## start

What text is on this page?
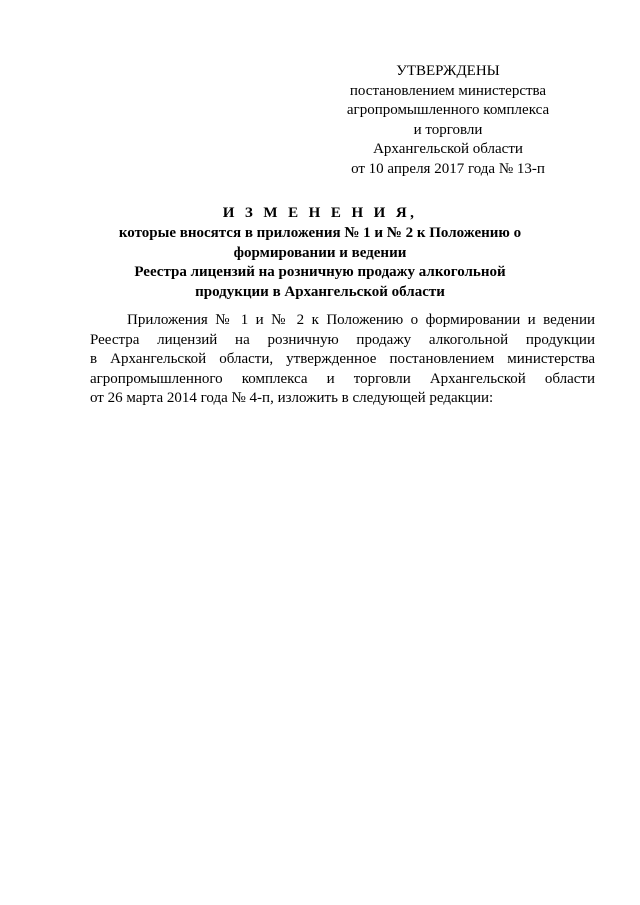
УТВЕРЖДЕНЫ
постановлением министерства
агропромышленного комплекса
и торговли
Архангельской области
от 10 апреля 2017 года № 13-п
И З М Е Н Е Н И Я,
которые вносятся в приложения № 1 и № 2 к Положению о
формировании и ведении
Реестра лицензий на розничную продажу алкогольной
продукции в Архангельской области
Приложения № 1 и № 2 к Положению о формировании и ведении
Реестра лицензий на розничную продажу алкогольной продукции
в Архангельской области, утвержденное постановлением министерства
агропромышленного комплекса и торговли Архангельской области
от 26 марта 2014 года № 4-п, изложить в следующей редакции:
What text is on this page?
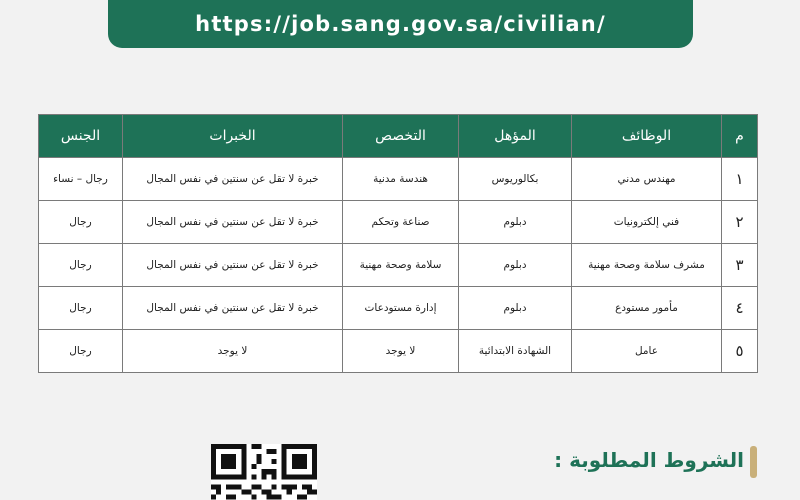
https://job.sang.gov.sa/civilian/
م	الوظائف	المؤهل	التخصص	الخبرات	الجنس
١	مهندس مدني	بكالوريوس	هندسة مدنية	خبرة لا تقل عن سنتين في نفس المجال	رجال – نساء
٢	فني إلكترونيات	دبلوم	صناعة وتحكم	خبرة لا تقل عن سنتين في نفس المجال	رجال
٣	مشرف سلامة وصحة مهنية	دبلوم	سلامة وصحة مهنية	خبرة لا تقل عن سنتين في نفس المجال	رجال
٤	مأمور مستودع	دبلوم	إدارة مستودعات	خبرة لا تقل عن سنتين في نفس المجال	رجال
٥	عامل	الشهادة الابتدائية	لا يوجد	لا يوجد	رجال
الشروط المطلوبة :
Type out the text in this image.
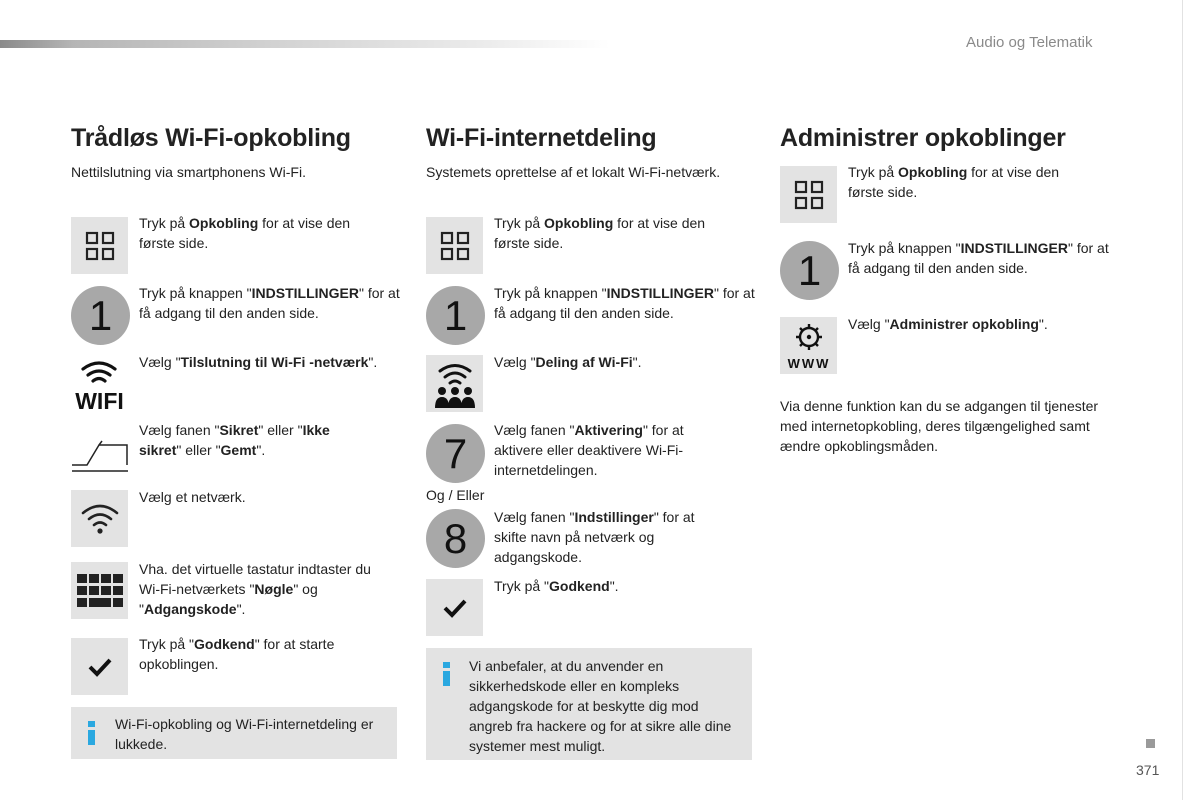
Audio og Telematik
Trådløs Wi-Fi-opkobling
Nettilslutning via smartphonens Wi-Fi.
Tryk på Opkobling for at vise den første side.
1	Tryk på knappen "INDSTILLINGER" for at få adgang til den anden side.
WIFI
Vælg "Tilslutning til Wi-Fi -netværk".
Vælg fanen "Sikret" eller "Ikke sikret" eller "Gemt".
Vælg et netværk.
Vha. det virtuelle tastatur indtaster du Wi-Fi-netværkets "Nøgle" og "Adgangskode".
Tryk på "Godkend" for at starte opkoblingen.
Wi-Fi-opkobling og Wi-Fi-internetdeling er lukkede.
Wi-Fi-internetdeling
Systemets oprettelse af et lokalt Wi-Fi-netværk.
Tryk på Opkobling for at vise den første side.
1	Tryk på knappen "INDSTILLINGER" for at få adgang til den anden side.
Vælg "Deling af Wi-Fi".
7	Vælg fanen "Aktivering" for at aktivere eller deaktivere Wi-Fi-internetdelingen.
Og / Eller
8	Vælg fanen "Indstillinger" for at skifte navn på netværk og adgangskode.
Tryk på "Godkend".
Vi anbefaler, at du anvender en sikkerhedskode eller en kompleks adgangskode for at beskytte dig mod angreb fra hackere og for at sikre alle dine systemer mest muligt.
Administrer opkoblinger
Tryk på Opkobling for at vise den første side.
1	Tryk på knappen "INDSTILLINGER" for at få adgang til den anden side.
WWW
Vælg "Administrer opkobling".
Via denne funktion kan du se adgangen til tjenester med internetopkobling, deres tilgængelighed samt ændre opkoblingsmåden.
371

## end

Gather every line from the entries above where the word "سنتين" appears, and copy them.

١	مهندس مدني	بكالوريوس	هندسة مدنية	خبرة لا تقل عن سنتين في نفس المجال	رجال – نساء
٢	فني إلكترونيات	دبلوم	صناعة وتحكم	خبرة لا تقل عن سنتين في نفس المجال	رجال
٣	مشرف سلامة وصحة مهنية	دبلوم	سلامة وصحة مهنية	خبرة لا تقل عن سنتين في نفس المجال	رجال
٤	مأمور مستودع	دبلوم	إدارة مستودعات	خبرة لا تقل عن سنتين في نفس المجال	رجال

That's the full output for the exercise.